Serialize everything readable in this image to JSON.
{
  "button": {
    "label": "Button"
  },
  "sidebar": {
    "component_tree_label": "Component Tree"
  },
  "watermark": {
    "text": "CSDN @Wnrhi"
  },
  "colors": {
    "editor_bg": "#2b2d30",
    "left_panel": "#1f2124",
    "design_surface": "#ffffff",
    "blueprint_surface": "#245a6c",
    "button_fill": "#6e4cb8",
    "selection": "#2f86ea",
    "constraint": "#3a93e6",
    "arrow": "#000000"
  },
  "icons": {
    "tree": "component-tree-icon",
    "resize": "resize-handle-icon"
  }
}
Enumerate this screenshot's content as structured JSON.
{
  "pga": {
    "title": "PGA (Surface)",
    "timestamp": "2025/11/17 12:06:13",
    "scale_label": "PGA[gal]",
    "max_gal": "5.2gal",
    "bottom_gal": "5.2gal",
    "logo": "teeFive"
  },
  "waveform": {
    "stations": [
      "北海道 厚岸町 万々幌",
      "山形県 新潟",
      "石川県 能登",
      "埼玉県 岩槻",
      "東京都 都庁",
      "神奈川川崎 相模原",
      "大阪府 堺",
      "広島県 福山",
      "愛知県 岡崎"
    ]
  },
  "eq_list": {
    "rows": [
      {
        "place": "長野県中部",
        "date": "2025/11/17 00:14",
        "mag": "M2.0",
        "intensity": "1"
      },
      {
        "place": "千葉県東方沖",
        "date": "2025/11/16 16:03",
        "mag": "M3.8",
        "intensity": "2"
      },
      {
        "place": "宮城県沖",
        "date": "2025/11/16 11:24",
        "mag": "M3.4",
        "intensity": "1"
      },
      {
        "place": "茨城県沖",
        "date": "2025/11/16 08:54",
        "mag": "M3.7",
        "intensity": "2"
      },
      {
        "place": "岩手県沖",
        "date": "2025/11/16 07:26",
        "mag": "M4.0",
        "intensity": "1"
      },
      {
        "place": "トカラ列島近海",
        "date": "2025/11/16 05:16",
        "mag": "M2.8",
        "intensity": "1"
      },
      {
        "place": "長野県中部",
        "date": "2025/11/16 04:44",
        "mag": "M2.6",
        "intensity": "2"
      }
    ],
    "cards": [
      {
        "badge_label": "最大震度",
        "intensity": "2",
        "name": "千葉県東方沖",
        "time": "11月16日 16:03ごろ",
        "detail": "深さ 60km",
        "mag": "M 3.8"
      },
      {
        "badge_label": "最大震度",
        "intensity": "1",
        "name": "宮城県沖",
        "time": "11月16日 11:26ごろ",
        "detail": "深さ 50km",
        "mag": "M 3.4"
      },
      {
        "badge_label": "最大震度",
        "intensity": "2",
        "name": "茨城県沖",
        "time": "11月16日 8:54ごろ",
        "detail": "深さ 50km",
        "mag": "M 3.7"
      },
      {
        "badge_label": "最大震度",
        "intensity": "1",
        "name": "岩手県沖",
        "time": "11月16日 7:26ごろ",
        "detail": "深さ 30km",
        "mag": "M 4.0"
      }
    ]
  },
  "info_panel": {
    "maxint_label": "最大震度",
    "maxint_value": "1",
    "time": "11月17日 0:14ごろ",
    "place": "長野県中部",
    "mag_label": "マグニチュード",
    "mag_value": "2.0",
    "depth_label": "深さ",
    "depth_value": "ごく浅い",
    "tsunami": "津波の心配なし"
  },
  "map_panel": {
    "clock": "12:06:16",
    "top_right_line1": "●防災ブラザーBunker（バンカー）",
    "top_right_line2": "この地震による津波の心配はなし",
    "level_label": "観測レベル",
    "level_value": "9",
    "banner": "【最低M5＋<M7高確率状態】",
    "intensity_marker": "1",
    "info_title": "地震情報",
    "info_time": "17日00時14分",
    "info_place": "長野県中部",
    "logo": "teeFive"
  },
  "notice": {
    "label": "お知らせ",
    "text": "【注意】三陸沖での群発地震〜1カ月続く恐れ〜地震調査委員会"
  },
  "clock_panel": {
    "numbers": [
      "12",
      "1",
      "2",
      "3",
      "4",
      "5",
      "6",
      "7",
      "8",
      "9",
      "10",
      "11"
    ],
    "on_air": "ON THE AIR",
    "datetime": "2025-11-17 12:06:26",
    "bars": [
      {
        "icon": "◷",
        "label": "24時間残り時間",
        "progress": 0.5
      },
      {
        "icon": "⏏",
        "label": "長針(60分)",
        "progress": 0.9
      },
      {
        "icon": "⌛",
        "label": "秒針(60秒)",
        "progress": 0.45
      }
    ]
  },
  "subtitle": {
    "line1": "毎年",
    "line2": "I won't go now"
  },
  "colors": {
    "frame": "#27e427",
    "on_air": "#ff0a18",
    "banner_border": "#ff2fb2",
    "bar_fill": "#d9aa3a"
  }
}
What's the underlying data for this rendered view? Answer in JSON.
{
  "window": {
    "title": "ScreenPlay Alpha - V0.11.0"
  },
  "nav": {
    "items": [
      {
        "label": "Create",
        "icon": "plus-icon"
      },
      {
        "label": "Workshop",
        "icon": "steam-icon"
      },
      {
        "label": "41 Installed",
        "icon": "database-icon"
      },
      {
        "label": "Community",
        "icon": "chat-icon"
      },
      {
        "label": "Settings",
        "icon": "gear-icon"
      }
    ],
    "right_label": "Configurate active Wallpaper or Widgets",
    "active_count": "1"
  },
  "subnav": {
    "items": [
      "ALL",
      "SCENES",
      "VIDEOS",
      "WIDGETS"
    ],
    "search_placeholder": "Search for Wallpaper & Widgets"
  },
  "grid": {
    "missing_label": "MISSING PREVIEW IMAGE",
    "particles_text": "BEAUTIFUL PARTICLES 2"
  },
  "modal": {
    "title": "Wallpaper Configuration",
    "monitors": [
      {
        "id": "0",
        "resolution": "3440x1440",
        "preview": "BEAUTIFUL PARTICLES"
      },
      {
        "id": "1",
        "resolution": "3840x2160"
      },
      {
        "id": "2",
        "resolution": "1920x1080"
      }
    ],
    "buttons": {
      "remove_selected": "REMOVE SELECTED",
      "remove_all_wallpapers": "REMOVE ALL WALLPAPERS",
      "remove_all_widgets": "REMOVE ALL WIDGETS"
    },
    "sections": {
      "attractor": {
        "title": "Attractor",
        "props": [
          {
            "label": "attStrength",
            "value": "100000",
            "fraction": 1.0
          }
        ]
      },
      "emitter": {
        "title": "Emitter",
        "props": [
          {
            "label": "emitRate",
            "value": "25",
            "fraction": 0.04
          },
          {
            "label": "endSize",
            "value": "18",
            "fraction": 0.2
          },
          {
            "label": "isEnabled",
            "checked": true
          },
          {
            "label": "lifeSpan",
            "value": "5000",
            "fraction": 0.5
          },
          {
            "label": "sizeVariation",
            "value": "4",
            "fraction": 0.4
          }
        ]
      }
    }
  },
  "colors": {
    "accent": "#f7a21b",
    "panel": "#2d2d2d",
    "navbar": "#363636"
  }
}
^^^^^^^^^^^^^^^^
Every line above should be retyped exactly as given.

• Correct output:
Serialize everything readable in this image to JSON.
{
  "button": {
    "label": "Button"
  },
  "sidebar": {
    "component_tree_label": "Component Tree"
  },
  "watermark": {
    "text": "CSDN @Wnrhi"
  },
  "colors": {
    "editor_bg": "#2b2d30",
    "left_panel": "#1f2124",
    "design_surface": "#ffffff",
    "blueprint_surface": "#245a6c",
    "button_fill": "#6e4cb8",
    "selection": "#2f86ea",
    "constraint": "#3a93e6",
    "arrow": "#000000"
  },
  "icons": {
    "tree": "component-tree-icon",
    "resize": "resize-handle-icon"
  }
}
Enumerate this screenshot's content as structured JSON.
{
  "pga": {
    "title": "PGA (Surface)",
    "timestamp": "2025/11/17 12:06:13",
    "scale_label": "PGA[gal]",
    "max_gal": "5.2gal",
    "bottom_gal": "5.2gal",
    "logo": "teeFive"
  },
  "waveform": {
    "stations": [
      "北海道 厚岸町 万々幌",
      "山形県 新潟",
      "石川県 能登",
      "埼玉県 岩槻",
      "東京都 都庁",
      "神奈川川崎 相模原",
      "大阪府 堺",
      "広島県 福山",
      "愛知県 岡崎"
    ]
  },
  "eq_list": {
    "rows": [
      {
        "place": "長野県中部",
        "date": "2025/11/17 00:14",
        "mag": "M2.0",
        "intensity": "1"
      },
      {
        "place": "千葉県東方沖",
        "date": "2025/11/16 16:03",
        "mag": "M3.8",
        "intensity": "2"
      },
      {
        "place": "宮城県沖",
        "date": "2025/11/16 11:24",
        "mag": "M3.4",
        "intensity": "1"
      },
      {
        "place": "茨城県沖",
        "date": "2025/11/16 08:54",
        "mag": "M3.7",
        "intensity": "2"
      },
      {
        "place": "岩手県沖",
        "date": "2025/11/16 07:26",
        "mag": "M4.0",
        "intensity": "1"
      },
      {
        "place": "トカラ列島近海",
        "date": "2025/11/16 05:16",
        "mag": "M2.8",
        "intensity": "1"
      },
      {
        "place": "長野県中部",
        "date": "2025/11/16 04:44",
        "mag": "M2.6",
        "intensity": "2"
      }
    ],
    "cards": [
      {
        "badge_label": "最大震度",
        "intensity": "2",
        "name": "千葉県東方沖",
        "time": "11月16日 16:03ごろ",
        "detail": "深さ 60km",
        "mag": "M 3.8"
      },
      {
        "badge_label": "最大震度",
        "intensity": "1",
        "name": "宮城県沖",
        "time": "11月16日 11:26ごろ",
        "detail": "深さ 50km",
        "mag": "M 3.4"
      },
      {
        "badge_label": "最大震度",
        "intensity": "2",
        "name": "茨城県沖",
        "time": "11月16日 8:54ごろ",
        "detail": "深さ 50km",
        "mag": "M 3.7"
      },
      {
        "badge_label": "最大震度",
        "intensity": "1",
        "name": "岩手県沖",
        "time": "11月16日 7:26ごろ",
        "detail": "深さ 30km",
        "mag": "M 4.0"
      }
    ]
  },
  "info_panel": {
    "maxint_label": "最大震度",
    "maxint_value": "1",
    "time": "11月17日 0:14ごろ",
    "place": "長野県中部",
    "mag_label": "マグニチュード",
    "mag_value": "2.0",
    "depth_label": "深さ",
    "depth_value": "ごく浅い",
    "tsunami": "津波の心配なし"
  },
  "map_panel": {
    "clock": "12:06:16",
    "top_right_line1": "●防災ブラザーBunker（バンカー）",
    "top_right_line2": "この地震による津波の心配はなし",
    "level_label": "観測レベル",
    "level_value": "9",
    "banner": "【最低M5＋<M7高確率状態】",
    "intensity_marker": "1",
    "info_title": "地震情報",
    "info_time": "17日00時14分",
    "info_place": "長野県中部",
    "logo": "teeFive"
  },
  "notice": {
    "label": "お知らせ",
    "text": "【注意】三陸沖での群発地震〜1カ月続く恐れ〜地震調査委員会"
  },
  "clock_panel": {
    "numbers": [
      "12",
      "1",
      "2",
      "3",
      "4",
      "5",
      "6",
      "7",
      "8",
      "9",
      "10",
      "11"
    ],
    "on_air": "ON THE AIR",
    "datetime": "2025-11-17 12:06:26",
    "bars": [
      {
        "icon": "◷",
        "label": "24時間残り時間",
        "progress": 0.5
      },
      {
        "icon": "⏏",
        "label": "長針(60分)",
        "progress": 0.9
      },
      {
        "icon": "⌛",
        "label": "秒針(60秒)",
        "progress": 0.45
      }
    ]
  },
  "subtitle": {
    "line1": "毎年",
    "line2": "I won't go now"
  },
  "colors": {
    "frame": "#27e427",
    "on_air": "#ff0a18",
    "banner_border": "#ff2fb2",
    "bar_fill": "#d9aa3a"
  }
}
What's the underlying data for this rendered view? Answer in JSON.
{
  "window": {
    "title": "ScreenPlay Alpha - V0.11.0"
  },
  "nav": {
    "items": [
      {
        "label": "Create",
        "icon": "plus-icon"
      },
      {
        "label": "Workshop",
        "icon": "steam-icon"
      },
      {
        "label": "41 Installed",
        "icon": "database-icon"
      },
      {
        "label": "Community",
        "icon": "chat-icon"
      },
      {
        "label": "Settings",
        "icon": "gear-icon"
      }
    ],
    "right_label": "Configurate active Wallpaper or Widgets",
    "active_count": "1"
  },
  "subnav": {
    "items": [
      "ALL",
      "SCENES",
      "VIDEOS",
      "WIDGETS"
    ],
    "search_placeholder": "Search for Wallpaper & Widgets"
  },
  "grid": {
    "missing_label": "MISSING PREVIEW IMAGE",
    "particles_text": "BEAUTIFUL PARTICLES 2"
  },
  "modal": {
    "title": "Wallpaper Configuration",
    "monitors": [
      {
        "id": "0",
        "resolution": "3440x1440",
        "preview": "BEAUTIFUL PARTICLES"
      },
      {
        "id": "1",
        "resolution": "3840x2160"
      },
      {
        "id": "2",
        "resolution": "1920x1080"
      }
    ],
    "buttons": {
      "remove_selected": "REMOVE SELECTED",
      "remove_all_wallpapers": "REMOVE ALL WALLPAPERS",
      "remove_all_widgets": "REMOVE ALL WIDGETS"
    },
    "sections": {
      "attractor": {
        "title": "Attractor",
        "props": [
          {
            "label": "attStrength",
            "value": "100000",
            "fraction": 1.0
          }
        ]
      },
      "emitter": {
        "title": "Emitter",
        "props": [
          {
            "label": "emitRate",
            "value": "25",
            "fraction": 0.04
          },
          {
            "label": "endSize",
            "value": "18",
            "fraction": 0.2
          },
          {
            "label": "isEnabled",
            "checked": true
          },
          {
            "label": "lifeSpan",
            "value": "5000",
            "fraction": 0.5
          },
          {
            "label": "sizeVariation",
            "value": "4",
            "fraction": 0.4
          }
        ]
      }
    }
  },
  "colors": {
    "accent": "#f7a21b",
    "panel": "#2d2d2d",
    "navbar": "#363636"
  }
}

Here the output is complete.